__Input material__.
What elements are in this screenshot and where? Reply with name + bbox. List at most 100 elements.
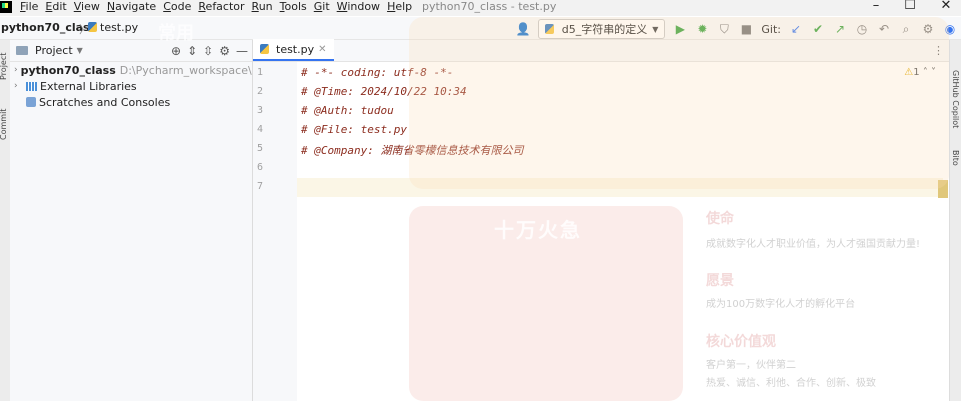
menu-navigate[interactable]: Navigate xyxy=(107,0,156,14)
menu-window[interactable]: Window xyxy=(337,0,380,14)
debug-icon[interactable]: ✹ xyxy=(695,22,709,36)
tree-item-scratches[interactable]: Scratches and Consoles xyxy=(10,94,252,110)
library-icon xyxy=(26,81,37,91)
editor-tab-bar: test.py ✕ ⋮ xyxy=(253,39,950,62)
close-tab-icon[interactable]: ✕ xyxy=(318,44,326,55)
project-panel-header: Project ▼ ⊕ ⇕ ⇳ ⚙ — xyxy=(10,40,252,62)
collapse-all-icon[interactable]: ⇳ xyxy=(203,44,213,58)
menu-run[interactable]: Run xyxy=(252,0,273,14)
bito-tool-button[interactable]: Bito xyxy=(951,150,960,166)
project-panel: Project ▼ ⊕ ⇕ ⇳ ⚙ — › python70_class D:\… xyxy=(10,40,253,401)
menu-tools[interactable]: Tools xyxy=(280,0,307,14)
project-panel-title[interactable]: Project xyxy=(35,44,73,57)
git-commit-icon[interactable]: ✔ xyxy=(811,22,825,36)
python-file-icon xyxy=(88,22,97,32)
inspection-widget[interactable]: ⚠1 ˄ ˅ xyxy=(904,67,936,78)
tab-label: test.py xyxy=(276,42,315,56)
expand-all-icon[interactable]: ⇕ xyxy=(187,44,197,58)
overlay-card-title: 十万火急 xyxy=(494,218,582,242)
overlay-text: 客户第一，伙伴第二 xyxy=(706,360,796,371)
locate-icon[interactable]: ⊕ xyxy=(171,44,181,58)
overlay-text: 成为100万数字化人才的孵化平台 xyxy=(706,299,856,310)
tree-item-label: External Libraries xyxy=(40,79,137,93)
code-line[interactable]: # @Company: 湖南省零檬信息技术有限公司 xyxy=(301,142,523,158)
line-number: 2 xyxy=(257,86,264,97)
python-config-icon xyxy=(544,24,554,34)
stop-icon[interactable]: ■ xyxy=(739,22,753,36)
overlay-heading: 核心价值观 xyxy=(706,334,776,350)
plugin-icon[interactable]: ◉ xyxy=(943,22,957,36)
history-icon[interactable]: ◷ xyxy=(855,22,869,36)
tree-item-label: Scratches and Consoles xyxy=(39,95,171,109)
right-tool-strip: GitHub Copilot Bito xyxy=(949,40,961,401)
gear-icon[interactable]: ⚙ xyxy=(921,22,935,36)
menu-git[interactable]: Git xyxy=(314,0,330,14)
menu-help[interactable]: Help xyxy=(387,0,412,14)
menu-bar: File Edit View Navigate Code Refactor Ru… xyxy=(20,0,419,14)
user-icon[interactable]: 👤 xyxy=(516,22,531,36)
overlay-text: 热爱、诚信、利他、合作、创新、极致 xyxy=(706,378,876,389)
project-tool-button[interactable]: Project xyxy=(0,53,8,80)
menu-refactor[interactable]: Refactor xyxy=(198,0,244,14)
line-number: 4 xyxy=(257,124,264,135)
scrollbar-marker[interactable] xyxy=(938,180,948,198)
close-button[interactable]: ✕ xyxy=(938,0,954,14)
maximize-button[interactable]: ☐ xyxy=(902,0,918,14)
gear-icon[interactable]: ⚙ xyxy=(219,44,230,58)
menu-file[interactable]: File xyxy=(20,0,38,14)
scratch-icon xyxy=(26,97,36,107)
run-config-label: d5_字符串的定义 xyxy=(561,23,648,36)
line-number: 5 xyxy=(257,143,264,154)
more-icon[interactable]: ⋮ xyxy=(933,44,944,57)
chevron-down-icon[interactable]: ▼ xyxy=(77,46,83,55)
line-number: 3 xyxy=(257,105,264,116)
tree-item-label: python70_class xyxy=(20,63,116,77)
breadcrumb-file-label: test.py xyxy=(100,21,139,34)
menu-code[interactable]: Code xyxy=(163,0,191,14)
code-line[interactable]: # @Auth: tudou xyxy=(301,104,394,117)
line-number: 7 xyxy=(257,181,264,192)
git-push-icon[interactable]: ↗ xyxy=(833,22,847,36)
run-config-select[interactable]: d5_字符串的定义 ▼ xyxy=(537,19,666,39)
overlay-heading: 愿景 xyxy=(706,273,734,289)
pycharm-logo-icon xyxy=(0,1,12,13)
commit-tool-button[interactable]: Commit xyxy=(0,109,8,140)
chevron-down-icon: ▼ xyxy=(652,24,659,34)
menu-view[interactable]: View xyxy=(74,0,100,14)
code-line[interactable]: # -*- coding: utf-8 -*- xyxy=(301,66,453,79)
project-panel-tools: ⊕ ⇕ ⇳ ⚙ — xyxy=(171,44,252,58)
rollback-icon[interactable]: ↶ xyxy=(877,22,891,36)
warning-icon: ⚠ xyxy=(904,67,914,78)
line-number: 1 xyxy=(257,67,264,78)
code-line[interactable]: # @File: test.py xyxy=(301,123,407,136)
git-label: Git: xyxy=(761,22,781,36)
chevron-right-icon[interactable]: › xyxy=(14,81,26,91)
menu-edit[interactable]: Edit xyxy=(45,0,66,14)
hide-icon[interactable]: — xyxy=(236,44,248,58)
current-line-highlight xyxy=(253,178,943,197)
warning-count: 1 xyxy=(913,67,920,78)
git-update-icon[interactable]: ↙ xyxy=(789,22,803,36)
coverage-icon[interactable]: ⛉ xyxy=(717,22,731,36)
editor-area: test.py ✕ ⋮ 1 2 3 4 5 6 7 # -*- coding: … xyxy=(253,39,950,401)
tab-test-py[interactable]: test.py ✕ xyxy=(253,39,334,61)
python-file-icon xyxy=(260,44,269,54)
code-line[interactable]: # @Time: 2024/10/22 10:34 xyxy=(301,85,467,98)
tree-item-project[interactable]: › python70_class D:\Pycharm_workspace\py… xyxy=(10,62,252,78)
github-copilot-tool-button[interactable]: GitHub Copilot xyxy=(951,70,960,128)
run-icon[interactable]: ▶ xyxy=(673,22,687,36)
overlay-text: 成就数字化人才职业价值，为人才强国贡献力量! xyxy=(706,239,921,250)
minimize-button[interactable]: – xyxy=(868,0,884,14)
project-folder-icon xyxy=(16,46,28,55)
window-title: python70_class - test.py xyxy=(422,0,557,13)
overlay-heading: 使命 xyxy=(706,211,734,227)
navigation-bar: python70_class 〉 test.py 👤 d5_字符串的定义 ▼ ▶… xyxy=(0,17,961,40)
search-icon[interactable]: ⌕ xyxy=(899,22,913,36)
line-number: 6 xyxy=(257,162,264,173)
breadcrumb-file[interactable]: test.py xyxy=(88,21,138,34)
chevron-right-icon[interactable]: › xyxy=(14,65,18,75)
tree-item-external-libraries[interactable]: › External Libraries xyxy=(10,78,252,94)
toolbar-right: 👤 d5_字符串的定义 ▼ ▶ ✹ ⛉ ■ Git: ↙ ✔ ↗ ◷ ↶ ⌕ ⚙… xyxy=(516,19,957,39)
overlay-top-word: 常用 xyxy=(158,23,194,44)
tree-item-path: D:\Pycharm_workspace\pyth xyxy=(119,63,252,77)
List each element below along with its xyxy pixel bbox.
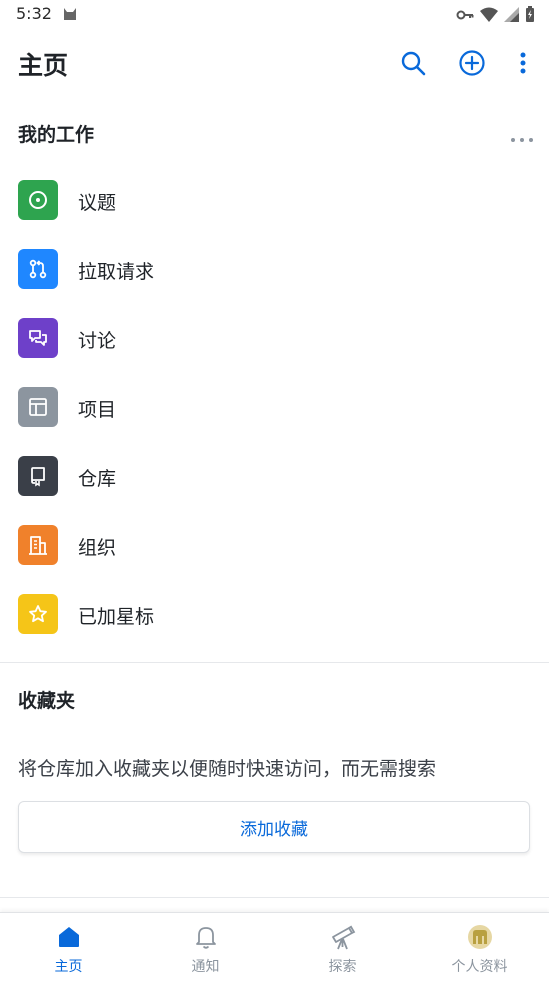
repository-icon	[18, 456, 58, 496]
work-item-projects[interactable]: 项目	[0, 373, 549, 442]
work-item-pull-requests[interactable]: 拉取请求	[0, 235, 549, 304]
avatar	[466, 923, 494, 951]
nav-tab-explore[interactable]: 探索	[274, 913, 411, 981]
vpn-key-icon	[456, 7, 474, 26]
work-item-label: 项目	[78, 399, 117, 421]
telescope-icon	[329, 923, 357, 951]
my-work-more-button[interactable]	[510, 128, 534, 147]
page-title: 主页	[18, 51, 69, 80]
add-favorite-button[interactable]: 添加收藏	[18, 801, 530, 853]
star-icon	[18, 594, 58, 634]
wifi-icon	[480, 7, 498, 26]
favorites-description: 将仓库加入收藏夹以便随时快速访问，而无需搜索	[18, 758, 437, 780]
work-item-organizations[interactable]: 组织	[0, 511, 549, 580]
nav-tab-home[interactable]: 主页	[0, 913, 137, 981]
work-item-label: 已加星标	[78, 606, 155, 628]
nav-label: 通知	[191, 959, 220, 975]
create-button[interactable]	[456, 47, 488, 79]
nav-tab-profile[interactable]: 个人资料	[411, 913, 548, 981]
work-item-issues[interactable]: 议题	[0, 166, 549, 235]
status-bar: 5:32	[0, 0, 549, 30]
work-item-starred[interactable]: 已加星标	[0, 580, 549, 649]
signal-icon	[504, 6, 519, 26]
kebab-menu-icon	[520, 52, 526, 74]
bottom-navigation: 主页 通知 探索 个人资料	[0, 912, 549, 981]
search-button[interactable]	[397, 47, 429, 79]
nav-label: 探索	[328, 959, 357, 975]
status-time: 5:32	[16, 4, 52, 23]
ellipsis-icon	[511, 138, 533, 142]
discussion-icon	[18, 318, 58, 358]
favorites-header: 收藏夹	[18, 690, 76, 712]
pull-request-icon	[18, 249, 58, 289]
work-item-label: 组织	[78, 537, 117, 559]
search-icon	[401, 51, 426, 76]
home-icon	[55, 923, 83, 951]
add-favorite-label: 添加收藏	[240, 819, 308, 840]
battery-icon	[525, 6, 535, 26]
section-divider	[0, 897, 549, 898]
work-item-label: 讨论	[78, 330, 117, 352]
my-work-header: 我的工作	[18, 124, 95, 146]
plus-circle-icon	[459, 50, 485, 76]
work-item-label: 拉取请求	[78, 261, 155, 283]
organization-icon	[18, 525, 58, 565]
status-icons	[456, 6, 535, 26]
section-divider	[0, 662, 549, 663]
nav-label: 主页	[54, 959, 83, 975]
work-item-label: 议题	[78, 192, 117, 214]
bell-icon	[192, 923, 220, 951]
overflow-menu-button[interactable]	[507, 47, 539, 79]
issue-icon	[18, 180, 58, 220]
cat-app-icon	[62, 6, 78, 26]
work-item-repositories[interactable]: 仓库	[0, 442, 549, 511]
app-bar: 主页	[0, 30, 549, 96]
work-item-discussions[interactable]: 讨论	[0, 304, 549, 373]
work-item-label: 仓库	[78, 468, 117, 490]
project-icon	[18, 387, 58, 427]
nav-tab-notifications[interactable]: 通知	[137, 913, 274, 981]
nav-label: 个人资料	[451, 959, 508, 975]
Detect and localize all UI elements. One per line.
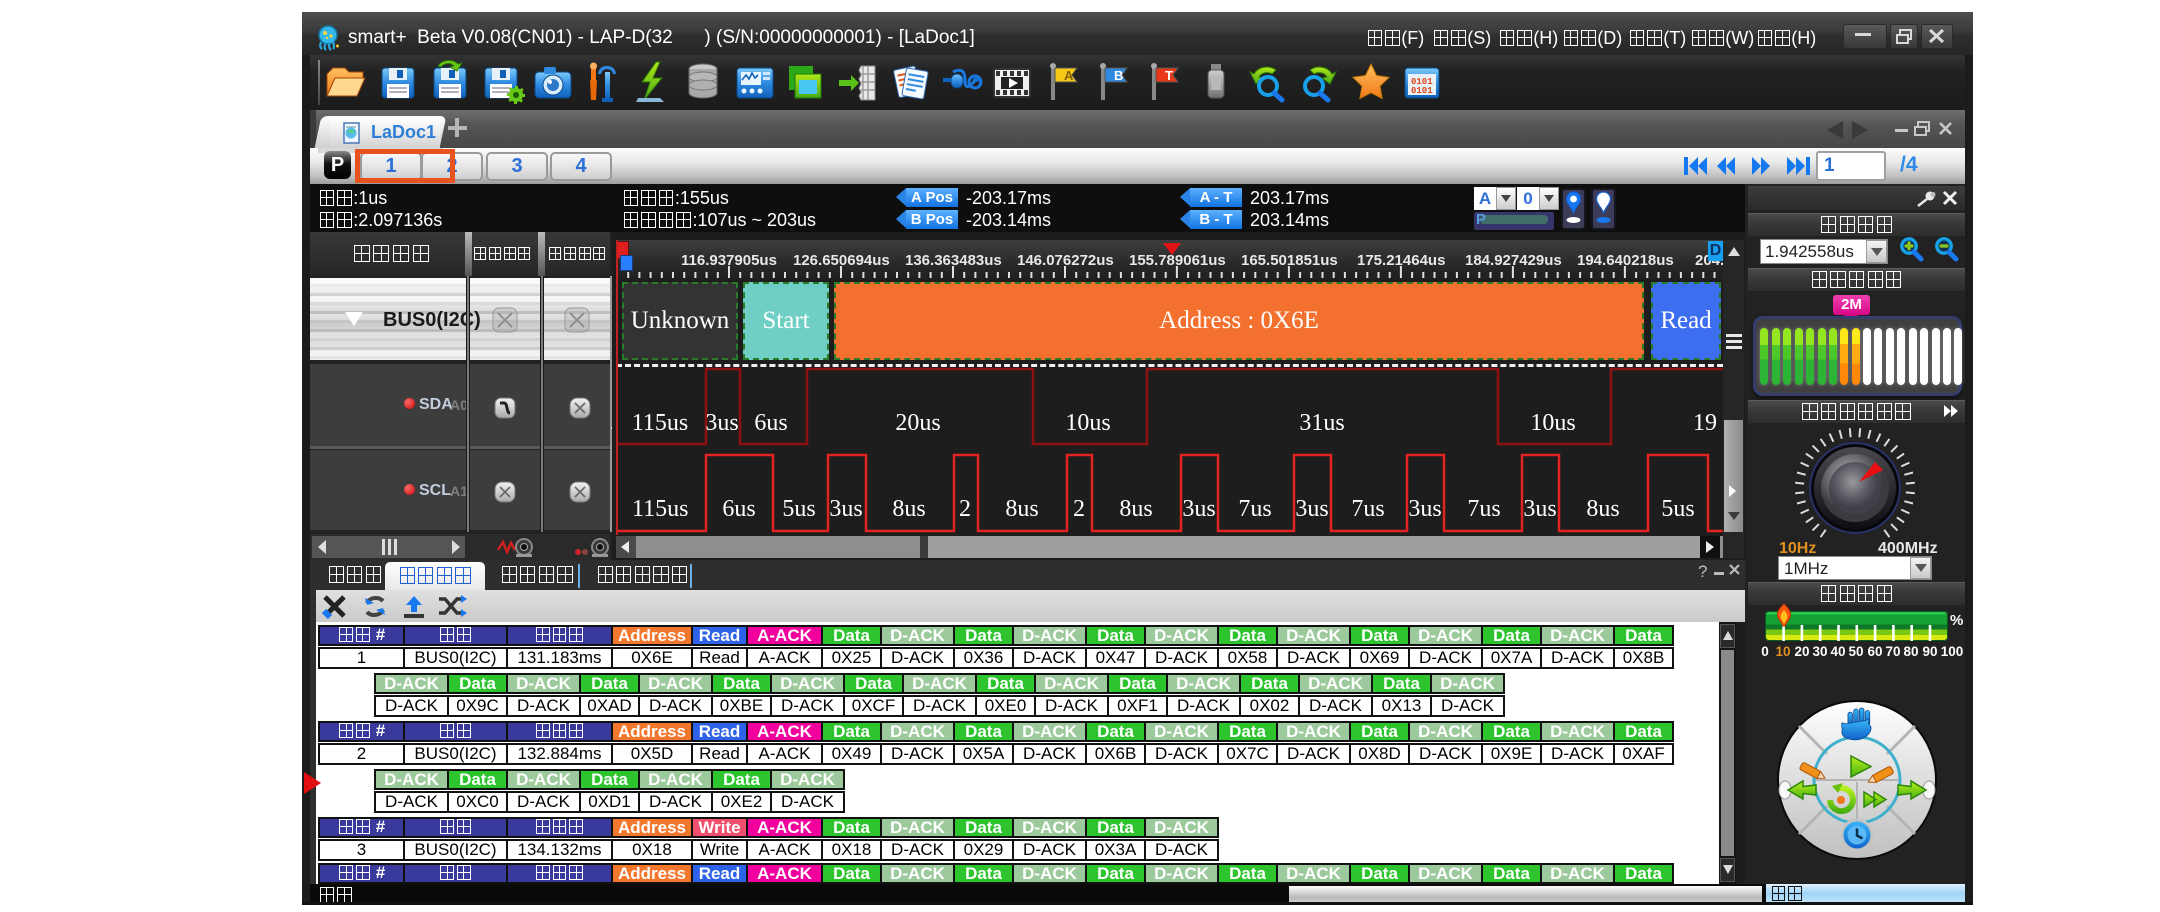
- svg-text:A: A: [1064, 68, 1074, 83]
- svg-text:B: B: [1114, 68, 1123, 83]
- svg-text:0101: 0101: [1411, 86, 1433, 96]
- svg-text:T: T: [1165, 68, 1173, 83]
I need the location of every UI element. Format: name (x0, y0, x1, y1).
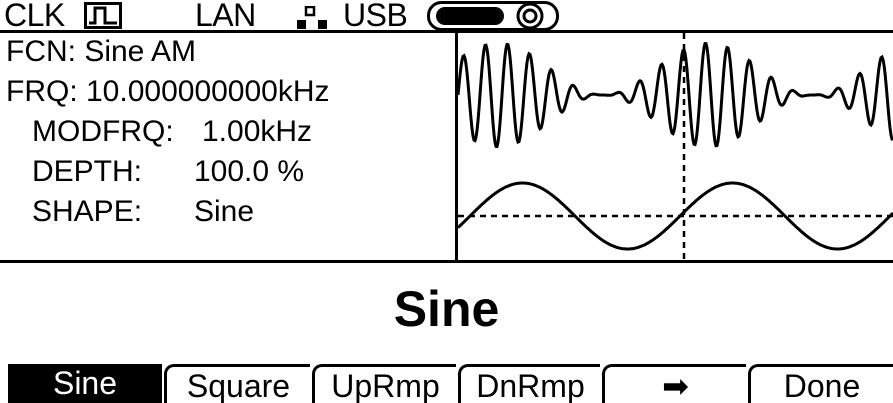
usb-label: USB (343, 0, 408, 33)
network-nodes-icon (297, 6, 327, 29)
shape-value: Sine (194, 195, 255, 228)
shape-label: SHAPE: (32, 195, 143, 228)
square-pulse-icon (84, 2, 122, 29)
clk-label: CLK (4, 0, 65, 33)
softkey-bar: Sine Square UpRmp DnRmp ➡ Done (0, 364, 893, 403)
function-line: FCN: Sine AM (6, 35, 197, 68)
modfrq-value: 1.00kHz (202, 115, 313, 148)
softkey-done[interactable]: Done (748, 364, 893, 403)
divider (0, 260, 893, 263)
modulation-waveform (458, 181, 893, 251)
softkey-sine[interactable]: Sine (8, 364, 162, 403)
carrier-waveform (458, 42, 893, 149)
generator-display: CLK LAN USB FCN: Sine AM FRQ: 10.0000000… (0, 0, 893, 403)
modfrq-label: MODFRQ: (32, 115, 174, 148)
depth-label: DEPTH: (32, 155, 143, 188)
status-bar: CLK LAN USB (0, 0, 893, 33)
waveform-graphic (458, 33, 893, 263)
selected-shape-title: Sine (393, 281, 500, 337)
softkey-dnrmp[interactable]: DnRmp (458, 364, 600, 403)
usb-connector-icon (427, 1, 559, 31)
waveform-preview (458, 33, 893, 263)
softkey-uprmp[interactable]: UpRmp (312, 364, 456, 403)
parameter-panel: FCN: Sine AM FRQ: 10.000000000kHz MODFRQ… (0, 33, 458, 263)
modfrq-line: MODFRQ: 1.00kHz (32, 116, 312, 148)
softkey-square[interactable]: Square (164, 364, 310, 403)
softkey-next[interactable]: ➡ (602, 364, 746, 403)
depth-value: 100.0 % (194, 155, 305, 188)
shape-line: SHAPE: Sine (32, 196, 254, 228)
frequency-line: FRQ: 10.000000000kHz (6, 75, 330, 108)
lan-label: LAN (195, 0, 256, 33)
right-arrow-icon: ➡ (662, 368, 689, 403)
depth-line: DEPTH: 100.0 % (32, 156, 304, 188)
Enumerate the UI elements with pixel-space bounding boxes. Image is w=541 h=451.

__Direction__. Copy word for word the lines of the records from the line with "- svg-text:A: A: [1064, 68, 1074, 83]" to the line with "I need the location".

__Answer__.
- svg-text:A: A: [1064, 68, 1074, 83]
- svg-text:B: B: [1114, 68, 1123, 83]
- svg-text:0101: 0101: [1411, 86, 1433, 96]
- svg-text:T: T: [1165, 68, 1173, 83]
I need the location of every UI element. Format: name (x0, y0, x1, y1).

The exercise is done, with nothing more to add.